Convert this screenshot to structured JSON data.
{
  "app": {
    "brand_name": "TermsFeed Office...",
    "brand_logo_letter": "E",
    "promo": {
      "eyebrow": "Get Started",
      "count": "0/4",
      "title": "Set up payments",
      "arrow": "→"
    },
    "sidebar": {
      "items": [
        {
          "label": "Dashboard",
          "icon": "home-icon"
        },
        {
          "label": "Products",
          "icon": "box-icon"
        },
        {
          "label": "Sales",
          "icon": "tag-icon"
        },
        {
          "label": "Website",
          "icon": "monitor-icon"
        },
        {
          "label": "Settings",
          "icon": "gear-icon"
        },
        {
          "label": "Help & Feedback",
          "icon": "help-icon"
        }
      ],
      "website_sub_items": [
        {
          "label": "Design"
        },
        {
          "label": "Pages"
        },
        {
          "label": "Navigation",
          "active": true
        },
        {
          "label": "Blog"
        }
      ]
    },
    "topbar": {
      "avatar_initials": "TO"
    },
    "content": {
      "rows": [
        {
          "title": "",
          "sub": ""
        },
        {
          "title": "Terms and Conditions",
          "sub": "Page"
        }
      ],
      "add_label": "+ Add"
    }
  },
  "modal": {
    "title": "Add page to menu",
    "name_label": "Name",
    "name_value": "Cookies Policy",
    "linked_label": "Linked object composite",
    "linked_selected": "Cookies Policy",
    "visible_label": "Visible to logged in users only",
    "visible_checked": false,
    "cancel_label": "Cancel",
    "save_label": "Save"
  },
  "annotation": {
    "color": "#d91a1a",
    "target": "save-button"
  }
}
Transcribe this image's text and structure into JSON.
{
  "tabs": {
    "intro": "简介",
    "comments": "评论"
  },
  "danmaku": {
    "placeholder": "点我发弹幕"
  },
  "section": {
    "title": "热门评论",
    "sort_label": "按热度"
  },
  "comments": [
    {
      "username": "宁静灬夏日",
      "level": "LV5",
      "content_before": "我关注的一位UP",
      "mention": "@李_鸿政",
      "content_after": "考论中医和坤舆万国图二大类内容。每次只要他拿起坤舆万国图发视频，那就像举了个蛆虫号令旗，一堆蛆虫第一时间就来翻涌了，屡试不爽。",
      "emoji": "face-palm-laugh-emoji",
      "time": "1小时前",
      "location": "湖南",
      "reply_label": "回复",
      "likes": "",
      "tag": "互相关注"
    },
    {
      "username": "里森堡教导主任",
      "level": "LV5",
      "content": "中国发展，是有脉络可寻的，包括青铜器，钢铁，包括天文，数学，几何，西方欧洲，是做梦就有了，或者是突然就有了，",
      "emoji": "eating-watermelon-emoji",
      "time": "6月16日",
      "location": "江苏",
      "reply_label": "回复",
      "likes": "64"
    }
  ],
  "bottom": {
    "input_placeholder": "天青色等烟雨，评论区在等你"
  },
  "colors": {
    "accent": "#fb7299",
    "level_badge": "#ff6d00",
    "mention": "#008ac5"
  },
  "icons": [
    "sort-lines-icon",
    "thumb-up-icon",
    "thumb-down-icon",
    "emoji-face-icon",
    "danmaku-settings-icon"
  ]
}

※ ※ ※

_Set task_
Check each line of the records above for "Policy", and copy those that have it.

_Result for this exercise_
    "name_value": "Cookies Policy",
    "linked_selected": "Cookies Policy",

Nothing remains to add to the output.